[Start Records shown]

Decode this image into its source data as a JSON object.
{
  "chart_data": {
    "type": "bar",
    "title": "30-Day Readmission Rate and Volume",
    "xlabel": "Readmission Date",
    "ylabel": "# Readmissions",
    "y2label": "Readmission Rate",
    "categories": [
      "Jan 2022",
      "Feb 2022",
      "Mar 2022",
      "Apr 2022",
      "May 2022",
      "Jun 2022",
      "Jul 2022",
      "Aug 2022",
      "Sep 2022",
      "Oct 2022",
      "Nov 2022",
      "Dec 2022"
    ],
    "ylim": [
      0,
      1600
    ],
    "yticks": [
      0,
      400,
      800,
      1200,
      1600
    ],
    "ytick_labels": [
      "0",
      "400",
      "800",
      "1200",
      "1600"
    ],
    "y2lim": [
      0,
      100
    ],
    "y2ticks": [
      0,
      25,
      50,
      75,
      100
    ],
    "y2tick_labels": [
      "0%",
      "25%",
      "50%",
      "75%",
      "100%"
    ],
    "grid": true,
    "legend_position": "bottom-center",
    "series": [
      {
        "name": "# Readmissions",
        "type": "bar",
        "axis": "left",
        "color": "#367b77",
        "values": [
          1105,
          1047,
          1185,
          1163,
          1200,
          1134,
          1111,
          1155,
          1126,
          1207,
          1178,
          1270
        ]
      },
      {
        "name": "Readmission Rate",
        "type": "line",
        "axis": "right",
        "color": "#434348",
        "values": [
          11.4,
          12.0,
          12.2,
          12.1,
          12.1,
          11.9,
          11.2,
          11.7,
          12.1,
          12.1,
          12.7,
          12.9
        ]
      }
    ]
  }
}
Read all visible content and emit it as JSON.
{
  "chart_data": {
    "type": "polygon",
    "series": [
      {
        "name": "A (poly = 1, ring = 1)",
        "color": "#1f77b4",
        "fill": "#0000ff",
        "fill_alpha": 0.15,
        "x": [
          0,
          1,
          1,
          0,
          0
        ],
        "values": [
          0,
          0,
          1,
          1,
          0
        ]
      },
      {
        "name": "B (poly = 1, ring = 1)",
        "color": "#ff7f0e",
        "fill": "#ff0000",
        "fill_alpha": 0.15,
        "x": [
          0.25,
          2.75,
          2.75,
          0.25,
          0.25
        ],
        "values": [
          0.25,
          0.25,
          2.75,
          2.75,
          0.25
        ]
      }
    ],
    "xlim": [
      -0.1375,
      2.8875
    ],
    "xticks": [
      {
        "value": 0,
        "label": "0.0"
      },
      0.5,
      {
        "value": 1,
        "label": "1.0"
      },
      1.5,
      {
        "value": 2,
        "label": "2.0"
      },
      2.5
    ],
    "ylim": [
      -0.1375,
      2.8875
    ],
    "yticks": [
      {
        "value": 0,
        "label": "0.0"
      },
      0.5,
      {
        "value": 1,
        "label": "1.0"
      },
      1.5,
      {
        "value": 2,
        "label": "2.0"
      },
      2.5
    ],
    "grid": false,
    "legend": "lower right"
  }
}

[End Records shown]

◆ **Aim**
Copy each line of the data that contains the word "name".

◆ **Full solution**
        "name": "# Readmissions",
        "name": "Readmission Rate",
        "name": "A (poly = 1, ring = 1)",
        "name": "B (poly = 1, ring = 1)",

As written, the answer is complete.